Copy out all lines with the word "below" in them.

• • • • • • •

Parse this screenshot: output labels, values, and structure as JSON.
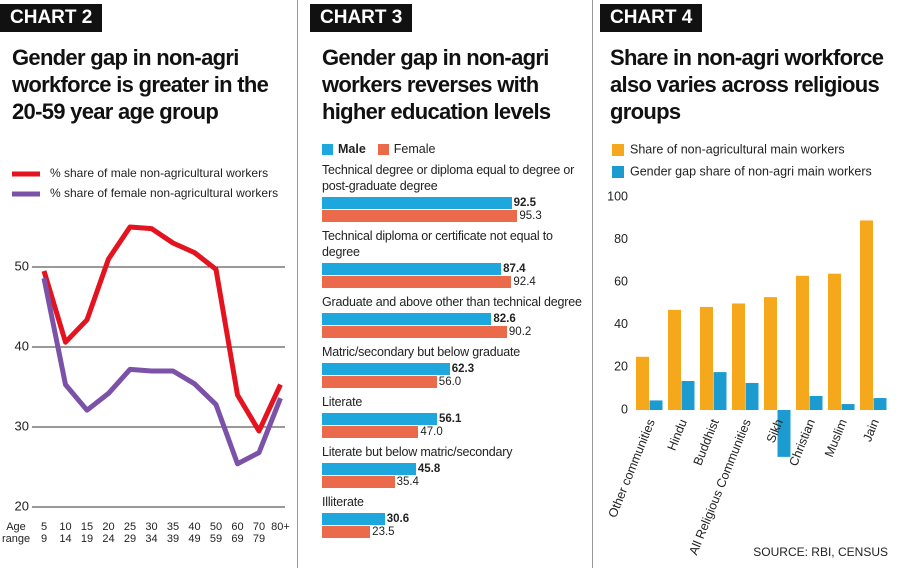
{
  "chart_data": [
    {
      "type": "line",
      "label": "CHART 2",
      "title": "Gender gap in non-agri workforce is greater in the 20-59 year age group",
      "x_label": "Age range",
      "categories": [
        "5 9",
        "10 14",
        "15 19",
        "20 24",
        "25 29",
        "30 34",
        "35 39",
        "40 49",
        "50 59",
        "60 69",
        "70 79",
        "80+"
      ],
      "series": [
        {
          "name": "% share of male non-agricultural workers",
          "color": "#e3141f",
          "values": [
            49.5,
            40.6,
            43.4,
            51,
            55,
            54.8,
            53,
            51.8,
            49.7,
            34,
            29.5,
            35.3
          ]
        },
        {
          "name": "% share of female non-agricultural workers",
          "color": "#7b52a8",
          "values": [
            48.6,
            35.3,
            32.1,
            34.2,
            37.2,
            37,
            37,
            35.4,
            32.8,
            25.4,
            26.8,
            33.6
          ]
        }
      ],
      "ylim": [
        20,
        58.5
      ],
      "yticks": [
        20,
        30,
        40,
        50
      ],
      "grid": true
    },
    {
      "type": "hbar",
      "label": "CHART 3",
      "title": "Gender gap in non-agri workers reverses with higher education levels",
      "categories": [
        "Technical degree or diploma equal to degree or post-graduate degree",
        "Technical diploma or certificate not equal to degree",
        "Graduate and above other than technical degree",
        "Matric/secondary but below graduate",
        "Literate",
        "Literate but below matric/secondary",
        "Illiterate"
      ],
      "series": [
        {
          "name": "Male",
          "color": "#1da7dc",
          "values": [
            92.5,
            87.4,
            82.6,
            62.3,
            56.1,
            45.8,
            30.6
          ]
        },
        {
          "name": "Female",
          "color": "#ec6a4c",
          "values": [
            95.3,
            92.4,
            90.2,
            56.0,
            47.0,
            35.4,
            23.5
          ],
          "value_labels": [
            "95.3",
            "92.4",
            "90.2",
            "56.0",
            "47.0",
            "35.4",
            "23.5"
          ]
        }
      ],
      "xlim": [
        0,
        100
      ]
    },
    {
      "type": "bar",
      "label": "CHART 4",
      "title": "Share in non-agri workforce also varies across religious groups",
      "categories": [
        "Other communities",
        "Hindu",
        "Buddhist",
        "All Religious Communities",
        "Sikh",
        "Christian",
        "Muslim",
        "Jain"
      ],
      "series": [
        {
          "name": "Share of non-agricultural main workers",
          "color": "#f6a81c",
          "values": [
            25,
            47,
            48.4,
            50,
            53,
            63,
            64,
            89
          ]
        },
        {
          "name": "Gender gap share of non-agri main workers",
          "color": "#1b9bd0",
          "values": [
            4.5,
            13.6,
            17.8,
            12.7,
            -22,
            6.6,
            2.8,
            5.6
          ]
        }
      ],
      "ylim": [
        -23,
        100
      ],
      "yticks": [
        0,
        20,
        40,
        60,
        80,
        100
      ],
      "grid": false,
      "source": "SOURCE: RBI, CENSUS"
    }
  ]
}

• • • • • • •

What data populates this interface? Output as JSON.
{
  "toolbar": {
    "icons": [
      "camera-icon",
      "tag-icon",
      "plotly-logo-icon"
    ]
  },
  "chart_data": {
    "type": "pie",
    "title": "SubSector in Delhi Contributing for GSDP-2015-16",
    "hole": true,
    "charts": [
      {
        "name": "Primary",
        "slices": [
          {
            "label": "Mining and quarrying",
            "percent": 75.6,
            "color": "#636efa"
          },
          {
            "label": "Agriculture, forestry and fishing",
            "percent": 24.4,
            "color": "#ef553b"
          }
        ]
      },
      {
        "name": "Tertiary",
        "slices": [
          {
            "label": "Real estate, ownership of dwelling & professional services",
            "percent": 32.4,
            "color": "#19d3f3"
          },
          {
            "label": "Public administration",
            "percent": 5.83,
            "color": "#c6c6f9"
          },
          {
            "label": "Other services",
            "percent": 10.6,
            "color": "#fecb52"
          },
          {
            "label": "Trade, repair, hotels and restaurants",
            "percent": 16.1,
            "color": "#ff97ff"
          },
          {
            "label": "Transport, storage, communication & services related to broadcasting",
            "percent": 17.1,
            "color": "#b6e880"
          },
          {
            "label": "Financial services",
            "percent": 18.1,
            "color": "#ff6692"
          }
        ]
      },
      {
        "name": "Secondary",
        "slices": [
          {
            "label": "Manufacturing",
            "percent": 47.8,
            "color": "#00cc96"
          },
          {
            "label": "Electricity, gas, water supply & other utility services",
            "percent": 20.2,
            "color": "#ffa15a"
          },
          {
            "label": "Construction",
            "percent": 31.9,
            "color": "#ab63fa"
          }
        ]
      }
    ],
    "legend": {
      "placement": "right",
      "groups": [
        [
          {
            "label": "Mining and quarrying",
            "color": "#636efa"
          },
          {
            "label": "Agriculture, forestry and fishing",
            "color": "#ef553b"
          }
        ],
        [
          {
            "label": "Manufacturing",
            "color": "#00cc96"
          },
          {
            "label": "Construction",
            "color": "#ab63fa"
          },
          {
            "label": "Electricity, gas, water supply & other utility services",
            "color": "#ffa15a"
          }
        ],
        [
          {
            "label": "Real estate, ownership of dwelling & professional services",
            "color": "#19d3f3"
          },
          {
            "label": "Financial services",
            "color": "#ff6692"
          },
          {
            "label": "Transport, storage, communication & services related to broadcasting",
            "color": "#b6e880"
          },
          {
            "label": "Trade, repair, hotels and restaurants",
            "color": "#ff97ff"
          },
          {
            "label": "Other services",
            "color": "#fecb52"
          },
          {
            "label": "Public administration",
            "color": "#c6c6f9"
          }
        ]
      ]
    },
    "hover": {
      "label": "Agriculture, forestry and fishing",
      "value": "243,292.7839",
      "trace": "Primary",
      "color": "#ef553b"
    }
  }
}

• • • • • • •

### Correct output:
        "Matric/secondary but below graduate",
        "Literate but below matric/secondary",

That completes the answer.